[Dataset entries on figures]

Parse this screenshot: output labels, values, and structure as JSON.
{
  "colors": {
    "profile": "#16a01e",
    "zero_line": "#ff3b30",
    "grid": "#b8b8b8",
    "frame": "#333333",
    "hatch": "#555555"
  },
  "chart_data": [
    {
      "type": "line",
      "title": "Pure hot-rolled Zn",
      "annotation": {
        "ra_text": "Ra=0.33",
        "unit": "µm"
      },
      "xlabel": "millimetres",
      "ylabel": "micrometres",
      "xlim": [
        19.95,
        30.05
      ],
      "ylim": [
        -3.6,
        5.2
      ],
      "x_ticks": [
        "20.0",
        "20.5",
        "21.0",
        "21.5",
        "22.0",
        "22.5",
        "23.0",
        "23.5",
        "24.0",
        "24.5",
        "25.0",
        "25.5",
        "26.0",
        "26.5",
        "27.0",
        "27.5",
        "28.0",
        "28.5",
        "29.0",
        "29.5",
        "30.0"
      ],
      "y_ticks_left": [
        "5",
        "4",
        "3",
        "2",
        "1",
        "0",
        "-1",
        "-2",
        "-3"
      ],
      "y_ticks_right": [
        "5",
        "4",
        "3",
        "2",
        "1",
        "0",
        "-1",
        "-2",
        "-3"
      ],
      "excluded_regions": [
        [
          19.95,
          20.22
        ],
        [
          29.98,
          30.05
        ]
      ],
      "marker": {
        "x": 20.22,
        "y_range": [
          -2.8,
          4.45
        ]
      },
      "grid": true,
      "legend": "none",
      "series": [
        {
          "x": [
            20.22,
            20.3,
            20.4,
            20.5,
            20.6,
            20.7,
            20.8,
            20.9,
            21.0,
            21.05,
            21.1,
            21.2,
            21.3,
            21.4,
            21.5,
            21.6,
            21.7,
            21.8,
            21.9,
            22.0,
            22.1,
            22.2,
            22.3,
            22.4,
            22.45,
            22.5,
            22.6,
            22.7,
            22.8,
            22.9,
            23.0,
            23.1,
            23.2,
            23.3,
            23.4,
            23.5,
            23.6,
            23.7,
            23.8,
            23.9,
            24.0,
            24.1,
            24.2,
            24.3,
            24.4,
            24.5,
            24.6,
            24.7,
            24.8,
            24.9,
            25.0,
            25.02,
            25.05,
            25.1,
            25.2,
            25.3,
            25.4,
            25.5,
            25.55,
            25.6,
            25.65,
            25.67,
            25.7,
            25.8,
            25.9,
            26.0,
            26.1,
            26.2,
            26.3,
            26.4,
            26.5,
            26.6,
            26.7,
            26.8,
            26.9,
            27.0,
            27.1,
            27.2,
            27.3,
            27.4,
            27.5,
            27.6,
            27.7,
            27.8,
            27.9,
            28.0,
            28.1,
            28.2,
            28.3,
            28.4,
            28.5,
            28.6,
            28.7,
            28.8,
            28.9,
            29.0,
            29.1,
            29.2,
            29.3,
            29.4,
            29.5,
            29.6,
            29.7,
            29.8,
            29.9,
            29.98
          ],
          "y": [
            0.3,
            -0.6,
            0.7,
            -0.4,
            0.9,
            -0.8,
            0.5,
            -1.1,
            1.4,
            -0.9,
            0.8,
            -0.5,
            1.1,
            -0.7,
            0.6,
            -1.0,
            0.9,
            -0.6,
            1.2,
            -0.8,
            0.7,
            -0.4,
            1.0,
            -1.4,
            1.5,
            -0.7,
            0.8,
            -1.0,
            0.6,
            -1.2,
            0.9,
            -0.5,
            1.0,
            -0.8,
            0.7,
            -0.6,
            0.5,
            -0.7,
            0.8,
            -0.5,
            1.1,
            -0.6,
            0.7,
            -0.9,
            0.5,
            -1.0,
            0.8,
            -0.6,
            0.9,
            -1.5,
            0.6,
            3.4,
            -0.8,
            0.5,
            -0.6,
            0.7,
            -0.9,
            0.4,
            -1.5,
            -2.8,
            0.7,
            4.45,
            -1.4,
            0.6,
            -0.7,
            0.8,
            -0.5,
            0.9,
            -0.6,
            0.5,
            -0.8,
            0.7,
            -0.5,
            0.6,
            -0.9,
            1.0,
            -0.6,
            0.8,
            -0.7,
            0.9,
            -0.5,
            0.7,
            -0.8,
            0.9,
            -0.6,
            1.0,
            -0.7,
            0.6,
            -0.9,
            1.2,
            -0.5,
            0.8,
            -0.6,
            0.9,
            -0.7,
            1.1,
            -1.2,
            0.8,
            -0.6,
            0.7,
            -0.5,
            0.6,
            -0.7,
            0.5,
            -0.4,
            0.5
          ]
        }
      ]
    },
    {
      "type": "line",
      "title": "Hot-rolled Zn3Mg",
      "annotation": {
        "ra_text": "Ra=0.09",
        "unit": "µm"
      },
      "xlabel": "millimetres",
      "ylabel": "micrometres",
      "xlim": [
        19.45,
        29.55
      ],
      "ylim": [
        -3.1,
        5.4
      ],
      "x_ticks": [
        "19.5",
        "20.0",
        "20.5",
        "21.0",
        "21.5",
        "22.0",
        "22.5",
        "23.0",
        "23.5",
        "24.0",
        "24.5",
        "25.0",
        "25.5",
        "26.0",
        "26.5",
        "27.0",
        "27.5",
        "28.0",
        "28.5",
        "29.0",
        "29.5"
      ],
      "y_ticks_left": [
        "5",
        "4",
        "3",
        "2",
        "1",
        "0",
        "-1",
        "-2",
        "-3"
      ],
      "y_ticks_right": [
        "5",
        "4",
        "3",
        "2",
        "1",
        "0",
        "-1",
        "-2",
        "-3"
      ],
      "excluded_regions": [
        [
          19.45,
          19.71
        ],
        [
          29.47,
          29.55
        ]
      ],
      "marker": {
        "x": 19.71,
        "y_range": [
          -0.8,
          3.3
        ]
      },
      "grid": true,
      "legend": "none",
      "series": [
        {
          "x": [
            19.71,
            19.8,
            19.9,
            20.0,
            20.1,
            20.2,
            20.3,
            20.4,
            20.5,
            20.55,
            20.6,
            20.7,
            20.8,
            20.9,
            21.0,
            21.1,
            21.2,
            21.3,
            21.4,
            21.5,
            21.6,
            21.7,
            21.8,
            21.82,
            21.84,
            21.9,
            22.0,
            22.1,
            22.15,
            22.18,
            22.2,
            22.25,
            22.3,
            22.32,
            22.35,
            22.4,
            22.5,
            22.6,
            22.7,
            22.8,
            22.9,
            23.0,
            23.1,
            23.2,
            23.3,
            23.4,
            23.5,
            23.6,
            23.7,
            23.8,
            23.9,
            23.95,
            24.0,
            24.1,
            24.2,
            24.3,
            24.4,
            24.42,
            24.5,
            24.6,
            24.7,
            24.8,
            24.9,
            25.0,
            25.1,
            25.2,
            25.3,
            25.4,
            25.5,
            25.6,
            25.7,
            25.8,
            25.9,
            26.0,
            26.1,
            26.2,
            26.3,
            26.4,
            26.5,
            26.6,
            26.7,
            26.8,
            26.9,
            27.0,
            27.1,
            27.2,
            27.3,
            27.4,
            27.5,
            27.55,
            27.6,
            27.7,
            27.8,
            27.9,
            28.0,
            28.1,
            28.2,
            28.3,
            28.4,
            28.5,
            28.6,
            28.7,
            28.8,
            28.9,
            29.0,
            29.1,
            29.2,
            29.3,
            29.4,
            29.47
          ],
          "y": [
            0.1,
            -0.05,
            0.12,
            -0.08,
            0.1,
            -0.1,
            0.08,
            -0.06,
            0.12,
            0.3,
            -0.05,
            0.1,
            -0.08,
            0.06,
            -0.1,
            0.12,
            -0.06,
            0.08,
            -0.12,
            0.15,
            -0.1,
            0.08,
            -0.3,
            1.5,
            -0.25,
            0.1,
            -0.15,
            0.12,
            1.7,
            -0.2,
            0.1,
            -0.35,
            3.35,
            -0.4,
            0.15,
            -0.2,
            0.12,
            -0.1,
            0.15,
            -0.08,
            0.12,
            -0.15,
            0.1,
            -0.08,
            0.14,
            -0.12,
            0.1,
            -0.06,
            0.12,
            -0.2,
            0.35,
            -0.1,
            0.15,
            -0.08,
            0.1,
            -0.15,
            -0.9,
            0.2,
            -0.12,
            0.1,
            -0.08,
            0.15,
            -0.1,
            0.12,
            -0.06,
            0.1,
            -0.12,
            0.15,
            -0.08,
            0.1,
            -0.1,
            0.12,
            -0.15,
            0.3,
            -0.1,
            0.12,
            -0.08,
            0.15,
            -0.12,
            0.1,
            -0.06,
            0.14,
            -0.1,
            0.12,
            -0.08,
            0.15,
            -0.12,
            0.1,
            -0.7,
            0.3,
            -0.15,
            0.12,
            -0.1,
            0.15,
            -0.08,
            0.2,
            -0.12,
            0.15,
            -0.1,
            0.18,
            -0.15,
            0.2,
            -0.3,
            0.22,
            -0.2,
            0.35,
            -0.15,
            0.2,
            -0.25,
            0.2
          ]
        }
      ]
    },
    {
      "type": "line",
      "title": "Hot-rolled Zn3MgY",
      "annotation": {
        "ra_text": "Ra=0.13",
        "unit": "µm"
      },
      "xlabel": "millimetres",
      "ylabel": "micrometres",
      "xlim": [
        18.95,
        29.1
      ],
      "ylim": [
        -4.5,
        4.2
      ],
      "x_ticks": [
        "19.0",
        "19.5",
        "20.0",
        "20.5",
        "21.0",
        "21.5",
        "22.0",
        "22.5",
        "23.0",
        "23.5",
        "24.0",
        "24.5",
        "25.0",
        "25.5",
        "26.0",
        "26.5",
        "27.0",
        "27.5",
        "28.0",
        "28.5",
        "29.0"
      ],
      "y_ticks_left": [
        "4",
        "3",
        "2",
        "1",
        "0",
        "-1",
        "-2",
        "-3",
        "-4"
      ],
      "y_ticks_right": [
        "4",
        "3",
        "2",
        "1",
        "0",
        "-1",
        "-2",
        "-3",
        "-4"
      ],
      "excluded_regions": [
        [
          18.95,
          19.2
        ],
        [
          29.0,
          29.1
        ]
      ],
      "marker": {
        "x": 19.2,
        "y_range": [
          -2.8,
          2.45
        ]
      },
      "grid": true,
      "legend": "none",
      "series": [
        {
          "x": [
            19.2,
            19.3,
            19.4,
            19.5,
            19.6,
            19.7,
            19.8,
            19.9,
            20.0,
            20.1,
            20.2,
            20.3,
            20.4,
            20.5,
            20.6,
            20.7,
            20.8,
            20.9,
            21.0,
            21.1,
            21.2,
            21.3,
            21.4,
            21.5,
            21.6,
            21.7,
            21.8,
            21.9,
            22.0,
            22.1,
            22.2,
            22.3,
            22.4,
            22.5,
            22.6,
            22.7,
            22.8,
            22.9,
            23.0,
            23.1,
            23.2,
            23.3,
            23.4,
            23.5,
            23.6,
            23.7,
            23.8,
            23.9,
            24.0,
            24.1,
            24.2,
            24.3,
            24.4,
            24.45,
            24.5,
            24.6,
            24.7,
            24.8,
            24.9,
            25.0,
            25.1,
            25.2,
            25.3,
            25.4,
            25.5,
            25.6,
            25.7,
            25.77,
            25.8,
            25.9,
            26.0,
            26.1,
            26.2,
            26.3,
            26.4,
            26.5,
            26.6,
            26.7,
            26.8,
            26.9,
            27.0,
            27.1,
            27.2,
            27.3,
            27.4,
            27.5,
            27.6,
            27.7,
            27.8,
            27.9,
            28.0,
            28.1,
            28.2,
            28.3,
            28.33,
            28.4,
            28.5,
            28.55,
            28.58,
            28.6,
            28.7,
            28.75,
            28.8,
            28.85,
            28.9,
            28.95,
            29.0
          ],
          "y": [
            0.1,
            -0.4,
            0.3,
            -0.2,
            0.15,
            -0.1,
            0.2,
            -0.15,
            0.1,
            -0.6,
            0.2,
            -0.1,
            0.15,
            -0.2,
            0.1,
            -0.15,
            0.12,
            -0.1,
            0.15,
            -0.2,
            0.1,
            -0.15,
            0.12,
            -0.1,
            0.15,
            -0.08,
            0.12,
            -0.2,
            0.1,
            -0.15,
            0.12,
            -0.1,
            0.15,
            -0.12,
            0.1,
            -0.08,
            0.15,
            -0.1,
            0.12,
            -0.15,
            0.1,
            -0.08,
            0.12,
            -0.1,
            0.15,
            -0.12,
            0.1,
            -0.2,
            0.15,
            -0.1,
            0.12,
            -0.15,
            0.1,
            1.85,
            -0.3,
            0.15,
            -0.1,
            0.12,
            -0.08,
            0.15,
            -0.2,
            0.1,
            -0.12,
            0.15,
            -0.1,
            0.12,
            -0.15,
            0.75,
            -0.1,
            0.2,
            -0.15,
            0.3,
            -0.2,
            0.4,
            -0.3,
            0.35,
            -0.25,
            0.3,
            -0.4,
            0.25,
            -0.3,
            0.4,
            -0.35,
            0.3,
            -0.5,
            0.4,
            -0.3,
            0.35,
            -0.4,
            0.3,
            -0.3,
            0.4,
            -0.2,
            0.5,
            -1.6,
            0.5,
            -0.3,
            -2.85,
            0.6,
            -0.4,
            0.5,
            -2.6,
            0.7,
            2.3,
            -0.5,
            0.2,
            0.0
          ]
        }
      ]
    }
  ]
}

• Given task:
From the data above, copy each line that holds "rolled".

• Complete output:
      "title": "Pure hot-rolled Zn",
      "title": "Hot-rolled Zn3Mg",
      "title": "Hot-rolled Zn3MgY",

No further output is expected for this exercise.